His knowledge of the Malay language as well as his wit and ability, gained him favour with Lord Minto, Governor-General of India, and he was sent to Malacca. Then, in 1811, after the invasion and annexation of the Kingdom of Holland by France during Napoleon's war, Raffles had no choice but to leave the country. He mounted a military expedition against the Dutch and French in Java, Indonesia. The war was swiftly conducted by Admiral Robert Stopford, General Frederick Augustus Wetherall, and Colonel Rollo Gillespie, who led a well-organized army against an army of mostly French conscripts with little proper leadership. The previous Dutch governor, Herman Willem Daendels, had built a well-defended fortification at Meester Cornelis (now Jatinegara), and at the time, the governor, Jan Willem Janssens (who, coincidentally, surrendered to the British at the Cape Colony), mounted a brave but ultimately futile defence at the fortress. The British, led by Colonel Gillespie, stormed the fort and captured it within three hours. Janssens attempted to escape inland but was captured. The British invasion of Java took a total of forty-five days, during which Raffles was appointed the Lieutenant-Governor by Lord Minto before hostilities formally ceased. He took his residence at Buitenzorg and despite having a small subset of Britons as his senior staff, he kept many of the Dutch civil servants in the governmental structure. He also negotiated peace and mounted some small military expeditions against local princes to subjugate them to British rule, as well as a takeover of Bangka Island to set up a permanent British presence in the area in the case of the return of Java to Dutch rule after the end of the War of the Sixth Coalition in Europe.

——

### Requirement A
Condense the paragraph of the passage about Raffles in Java that begins "His knowledge of the Malay language" into a bulleted list that keeps its main facts.
### Requirement B
Continue the passage about Raffles in Java from the end of its last sentence.

### Dataset entries
——

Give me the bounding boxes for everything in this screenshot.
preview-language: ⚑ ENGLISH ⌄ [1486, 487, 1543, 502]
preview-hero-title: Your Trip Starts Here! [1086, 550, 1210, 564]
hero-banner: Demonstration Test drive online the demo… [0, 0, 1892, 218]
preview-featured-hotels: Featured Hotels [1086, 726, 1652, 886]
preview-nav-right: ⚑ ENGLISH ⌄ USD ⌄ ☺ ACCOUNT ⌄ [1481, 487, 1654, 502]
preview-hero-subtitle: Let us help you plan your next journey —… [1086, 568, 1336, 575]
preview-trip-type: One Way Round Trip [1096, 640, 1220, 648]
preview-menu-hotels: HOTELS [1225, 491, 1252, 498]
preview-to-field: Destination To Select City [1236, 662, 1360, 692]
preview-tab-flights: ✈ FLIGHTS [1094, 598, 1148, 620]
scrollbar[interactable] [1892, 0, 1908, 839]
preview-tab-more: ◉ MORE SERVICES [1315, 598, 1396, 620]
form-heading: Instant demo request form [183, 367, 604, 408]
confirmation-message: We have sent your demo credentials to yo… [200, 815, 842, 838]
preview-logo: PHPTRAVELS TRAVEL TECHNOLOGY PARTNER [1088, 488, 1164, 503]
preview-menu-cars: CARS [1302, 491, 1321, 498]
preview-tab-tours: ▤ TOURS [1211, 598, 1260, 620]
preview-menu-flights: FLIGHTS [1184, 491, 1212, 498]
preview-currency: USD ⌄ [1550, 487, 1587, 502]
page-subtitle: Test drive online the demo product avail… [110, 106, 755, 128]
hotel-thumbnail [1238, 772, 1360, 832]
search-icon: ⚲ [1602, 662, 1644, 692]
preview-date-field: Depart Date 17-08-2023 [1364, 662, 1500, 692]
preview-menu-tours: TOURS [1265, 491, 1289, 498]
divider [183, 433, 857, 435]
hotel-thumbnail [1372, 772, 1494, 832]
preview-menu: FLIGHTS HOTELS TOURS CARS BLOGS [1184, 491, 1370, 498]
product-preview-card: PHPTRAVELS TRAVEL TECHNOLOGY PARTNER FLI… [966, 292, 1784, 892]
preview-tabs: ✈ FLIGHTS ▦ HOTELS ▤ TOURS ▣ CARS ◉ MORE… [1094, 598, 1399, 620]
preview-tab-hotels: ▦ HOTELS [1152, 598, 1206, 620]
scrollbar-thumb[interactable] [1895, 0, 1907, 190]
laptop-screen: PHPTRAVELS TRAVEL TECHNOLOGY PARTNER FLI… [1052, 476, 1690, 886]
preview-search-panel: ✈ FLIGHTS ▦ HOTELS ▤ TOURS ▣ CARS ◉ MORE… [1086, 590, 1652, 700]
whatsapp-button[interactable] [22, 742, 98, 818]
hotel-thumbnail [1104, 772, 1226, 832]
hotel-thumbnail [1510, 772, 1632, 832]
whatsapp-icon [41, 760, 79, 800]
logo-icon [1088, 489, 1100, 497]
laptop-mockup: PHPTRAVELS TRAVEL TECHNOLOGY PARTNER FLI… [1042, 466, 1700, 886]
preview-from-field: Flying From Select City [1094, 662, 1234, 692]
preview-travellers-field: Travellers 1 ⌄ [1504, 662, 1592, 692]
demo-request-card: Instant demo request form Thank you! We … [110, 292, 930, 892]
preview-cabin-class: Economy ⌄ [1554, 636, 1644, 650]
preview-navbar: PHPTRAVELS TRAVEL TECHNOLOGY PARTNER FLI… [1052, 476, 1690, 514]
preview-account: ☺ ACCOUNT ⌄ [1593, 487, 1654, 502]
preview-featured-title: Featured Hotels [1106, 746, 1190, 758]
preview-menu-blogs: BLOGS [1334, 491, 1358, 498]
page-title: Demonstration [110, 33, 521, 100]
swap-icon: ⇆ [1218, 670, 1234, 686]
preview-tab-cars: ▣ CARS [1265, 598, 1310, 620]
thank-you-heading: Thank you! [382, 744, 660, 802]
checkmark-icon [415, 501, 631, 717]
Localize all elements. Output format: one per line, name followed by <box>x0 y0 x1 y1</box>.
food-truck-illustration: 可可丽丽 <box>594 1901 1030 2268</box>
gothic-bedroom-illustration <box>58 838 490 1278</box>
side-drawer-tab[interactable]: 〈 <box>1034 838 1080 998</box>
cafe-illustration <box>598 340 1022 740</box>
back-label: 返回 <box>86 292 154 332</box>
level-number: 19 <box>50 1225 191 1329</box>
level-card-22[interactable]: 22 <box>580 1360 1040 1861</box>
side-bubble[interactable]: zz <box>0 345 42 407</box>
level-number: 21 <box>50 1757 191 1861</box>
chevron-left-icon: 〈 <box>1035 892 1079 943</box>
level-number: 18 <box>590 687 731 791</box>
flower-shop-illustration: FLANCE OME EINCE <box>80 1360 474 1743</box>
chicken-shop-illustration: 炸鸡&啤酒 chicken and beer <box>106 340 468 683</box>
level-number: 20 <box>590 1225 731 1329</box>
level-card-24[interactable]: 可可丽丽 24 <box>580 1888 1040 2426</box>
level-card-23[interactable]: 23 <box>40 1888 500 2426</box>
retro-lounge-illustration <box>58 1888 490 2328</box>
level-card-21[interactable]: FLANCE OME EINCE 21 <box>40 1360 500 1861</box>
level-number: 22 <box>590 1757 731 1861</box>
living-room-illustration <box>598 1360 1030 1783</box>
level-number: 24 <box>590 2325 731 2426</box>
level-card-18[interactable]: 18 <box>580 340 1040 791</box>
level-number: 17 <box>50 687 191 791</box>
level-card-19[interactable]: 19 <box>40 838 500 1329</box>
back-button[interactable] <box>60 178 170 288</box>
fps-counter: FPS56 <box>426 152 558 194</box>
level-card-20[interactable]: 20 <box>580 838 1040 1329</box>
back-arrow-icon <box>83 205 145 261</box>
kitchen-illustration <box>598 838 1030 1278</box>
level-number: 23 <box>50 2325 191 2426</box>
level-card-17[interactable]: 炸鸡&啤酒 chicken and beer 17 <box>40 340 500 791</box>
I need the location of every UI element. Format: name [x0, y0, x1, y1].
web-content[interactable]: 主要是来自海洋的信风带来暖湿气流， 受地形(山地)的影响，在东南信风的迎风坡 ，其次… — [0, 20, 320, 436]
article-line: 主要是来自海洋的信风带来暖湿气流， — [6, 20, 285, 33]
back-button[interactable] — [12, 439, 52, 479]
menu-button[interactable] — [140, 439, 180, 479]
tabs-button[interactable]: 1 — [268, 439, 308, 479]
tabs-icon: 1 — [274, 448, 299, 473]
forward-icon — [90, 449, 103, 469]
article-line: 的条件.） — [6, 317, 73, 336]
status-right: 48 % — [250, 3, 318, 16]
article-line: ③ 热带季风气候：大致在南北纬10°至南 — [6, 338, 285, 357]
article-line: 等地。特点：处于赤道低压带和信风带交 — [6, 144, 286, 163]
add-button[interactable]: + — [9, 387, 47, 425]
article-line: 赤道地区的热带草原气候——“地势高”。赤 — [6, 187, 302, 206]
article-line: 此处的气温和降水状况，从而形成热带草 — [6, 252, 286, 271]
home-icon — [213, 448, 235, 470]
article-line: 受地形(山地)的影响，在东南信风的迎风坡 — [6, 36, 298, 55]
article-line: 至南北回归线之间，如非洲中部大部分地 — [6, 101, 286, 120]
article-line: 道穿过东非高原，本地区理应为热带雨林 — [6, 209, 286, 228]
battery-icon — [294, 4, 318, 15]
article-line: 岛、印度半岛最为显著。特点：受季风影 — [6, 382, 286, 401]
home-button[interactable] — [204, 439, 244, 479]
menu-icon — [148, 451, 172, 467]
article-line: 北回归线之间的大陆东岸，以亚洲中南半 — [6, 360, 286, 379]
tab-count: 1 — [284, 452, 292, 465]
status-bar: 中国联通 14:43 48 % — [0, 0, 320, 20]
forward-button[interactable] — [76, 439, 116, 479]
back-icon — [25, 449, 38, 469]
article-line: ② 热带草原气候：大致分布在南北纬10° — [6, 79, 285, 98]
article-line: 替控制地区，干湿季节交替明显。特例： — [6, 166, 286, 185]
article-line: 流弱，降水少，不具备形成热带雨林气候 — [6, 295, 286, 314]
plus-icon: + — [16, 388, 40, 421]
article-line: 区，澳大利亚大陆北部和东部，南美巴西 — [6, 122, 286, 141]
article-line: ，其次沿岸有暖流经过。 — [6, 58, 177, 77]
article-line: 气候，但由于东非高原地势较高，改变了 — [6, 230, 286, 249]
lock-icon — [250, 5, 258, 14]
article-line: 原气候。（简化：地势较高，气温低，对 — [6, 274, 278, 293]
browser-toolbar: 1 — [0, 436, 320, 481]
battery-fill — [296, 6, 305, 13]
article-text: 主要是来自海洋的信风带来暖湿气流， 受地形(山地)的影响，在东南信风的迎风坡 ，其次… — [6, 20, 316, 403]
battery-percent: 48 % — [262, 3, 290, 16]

——

### Result A
- Raffles's knowledge of Malay, his wit and his ability won him favor with Lord Minto, Governor-General of India, who sent him to Malacca.
- In 1811, after France invaded and annexed the Kingdom of Holland, Raffles mounted a military expedition against the Dutch and French in Java.
- Admiral Robert Stopford, General Frederick Augustus Wetherall and Colonel Rollo Gillespie led a well-organized army against mostly French conscripts with little proper leadership.
- Governor Jan Willem Janssens defended the fortress at Meester Cornelis (now Jatinegara), which had been built by the previous governor, Herman Willem Daendels. The British under Gillespie stormed it and took it within three hours. Janssens fled inland and was captured.
- The invasion took forty-five days. Before hostilities formally ended, Lord Minto appointed Raffles Lieutenant-Governor.
- Raffles lived at Buitenzorg. He had a small British senior staff but kept many Dutch civil servants.
- He negotiated peace and led small expeditions to bring local princes under British rule. He also took over Bangka Island to keep a permanent British presence in the area in case Java returned to Dutch rule after the War of the Sixth Coalition.

### Result B
During his governorship, Raffles introduced partial self-government, stopped the slave trade, became an early opponent of the Opium trade by placing strict limitations upon its importation (much to the dismay of Calcutta), led an expedition to rediscover and restoreBorobudur and other ancient monuments, and replaced the Dutch forced agriculture system with a land tenure system of land management, probably influenced by the earlier writings of Dirk van Hogendorp (1761–1822). He also changed the Dutch colonies to the British system of driving on the left,[citation needed] which is why Indonesia drives on the left today.
Under the harsh conditions of the island, his wife, Olivia, died on 26 November 1814, an event that devastated Raffles. In 1815, he left again for England after the island of Java was returned to control of the Netherlands following the Napoleonic Wars, under the terms of theAnglo-Dutch Treaty of 1814, but not before he was officially replaced by John Fendall on account of the poor financial performance of the colony during his administration, as deemed by the successors of Lord Minto in Calcutta. He sailed to England in early 1816 to clear his name, and en route, visited Napoleon, who was in exile at St. Helena, but found him unpleasant and unimpressive.